Prompt
Transcribe the entries that follow, word for word.

Records for processing

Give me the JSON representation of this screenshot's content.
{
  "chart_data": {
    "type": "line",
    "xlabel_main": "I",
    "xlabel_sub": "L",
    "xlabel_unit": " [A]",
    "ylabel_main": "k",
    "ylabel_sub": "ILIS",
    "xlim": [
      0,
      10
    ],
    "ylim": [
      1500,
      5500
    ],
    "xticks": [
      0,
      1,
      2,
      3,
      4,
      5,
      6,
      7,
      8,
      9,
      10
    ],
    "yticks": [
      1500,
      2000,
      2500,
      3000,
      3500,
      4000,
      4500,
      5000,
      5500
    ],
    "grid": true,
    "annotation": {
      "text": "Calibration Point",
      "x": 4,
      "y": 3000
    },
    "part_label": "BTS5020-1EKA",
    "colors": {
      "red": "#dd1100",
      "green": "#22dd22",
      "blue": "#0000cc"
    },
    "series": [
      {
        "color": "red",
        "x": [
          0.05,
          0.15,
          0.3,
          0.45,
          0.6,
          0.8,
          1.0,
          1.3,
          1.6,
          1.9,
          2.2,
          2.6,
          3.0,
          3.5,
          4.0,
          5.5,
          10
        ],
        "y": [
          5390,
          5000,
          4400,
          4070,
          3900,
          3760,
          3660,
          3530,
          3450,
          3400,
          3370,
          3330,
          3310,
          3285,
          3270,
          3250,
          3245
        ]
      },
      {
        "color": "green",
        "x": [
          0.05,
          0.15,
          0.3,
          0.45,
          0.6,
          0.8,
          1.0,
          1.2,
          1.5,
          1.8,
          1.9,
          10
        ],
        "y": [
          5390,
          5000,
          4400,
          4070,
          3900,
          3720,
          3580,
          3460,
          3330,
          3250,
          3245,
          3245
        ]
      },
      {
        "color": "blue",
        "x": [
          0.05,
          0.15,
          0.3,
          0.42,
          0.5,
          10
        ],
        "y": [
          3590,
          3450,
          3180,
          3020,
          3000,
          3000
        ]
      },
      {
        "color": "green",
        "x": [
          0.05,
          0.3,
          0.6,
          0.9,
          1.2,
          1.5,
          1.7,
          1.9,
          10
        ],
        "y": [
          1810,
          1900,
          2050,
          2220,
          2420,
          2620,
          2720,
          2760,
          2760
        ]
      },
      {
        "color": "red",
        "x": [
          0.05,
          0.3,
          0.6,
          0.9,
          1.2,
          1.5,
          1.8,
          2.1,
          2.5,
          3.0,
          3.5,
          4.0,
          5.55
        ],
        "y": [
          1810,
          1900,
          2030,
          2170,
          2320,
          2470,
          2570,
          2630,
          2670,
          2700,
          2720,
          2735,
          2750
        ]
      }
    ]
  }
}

Output of the exercise
Give me the JSON representation of this screenshot's content.
{
  "chart_data": {
    "type": "line",
    "xlabel_main": "I",
    "xlabel_sub": "L",
    "xlabel_unit": " [A]",
    "ylabel_main": "k",
    "ylabel_sub": "ILIS",
    "xlim": [
      0,
      10
    ],
    "ylim": [
      1500,
      5500
    ],
    "xticks": [
      0,
      1,
      2,
      3,
      4,
      5,
      6,
      7,
      8,
      9,
      10
    ],
    "yticks": [
      1500,
      2000,
      2500,
      3000,
      3500,
      4000,
      4500,
      5000,
      5500
    ],
    "grid": true,
    "annotation": {
      "text": "Calibration Point",
      "x": 4,
      "y": 3000
    },
    "part_label": "BTS5020-1EKA",
    "colors": {
      "red": "#dd1100",
      "green": "#22dd22",
      "blue": "#0000cc"
    },
    "series": [
      {
        "color": "red",
        "x": [
          0.05,
          0.15,
          0.3,
          0.45,
          0.6,
          0.8,
          1.0,
          1.3,
          1.6,
          1.9,
          2.2,
          2.6,
          3.0,
          3.5,
          4.0,
          5.5,
          10
        ],
        "y": [
          5390,
          5000,
          4400,
          4070,
          3900,
          3760,
          3660,
          3530,
          3450,
          3400,
          3370,
          3330,
          3310,
          3285,
          3270,
          3250,
          3245
        ]
      },
      {
        "color": "green",
        "x": [
          0.05,
          0.15,
          0.3,
          0.45,
          0.6,
          0.8,
          1.0,
          1.2,
          1.5,
          1.8,
          1.9,
          10
        ],
        "y": [
          5390,
          5000,
          4400,
          4070,
          3900,
          3720,
          3580,
          3460,
          3330,
          3250,
          3245,
          3245
        ]
      },
      {
        "color": "blue",
        "x": [
          0.05,
          0.15,
          0.3,
          0.42,
          0.5,
          10
        ],
        "y": [
          3590,
          3450,
          3180,
          3020,
          3000,
          3000
        ]
      },
      {
        "color": "green",
        "x": [
          0.05,
          0.3,
          0.6,
          0.9,
          1.2,
          1.5,
          1.7,
          1.9,
          10
        ],
        "y": [
          1810,
          1900,
          2050,
          2220,
          2420,
          2620,
          2720,
          2760,
          2760
        ]
      },
      {
        "color": "red",
        "x": [
          0.05,
          0.3,
          0.6,
          0.9,
          1.2,
          1.5,
          1.8,
          2.1,
          2.5,
          3.0,
          3.5,
          4.0,
          5.55
        ],
        "y": [
          1810,
          1900,
          2030,
          2170,
          2320,
          2470,
          2570,
          2630,
          2670,
          2700,
          2720,
          2735,
          2750
        ]
      }
    ]
  }
}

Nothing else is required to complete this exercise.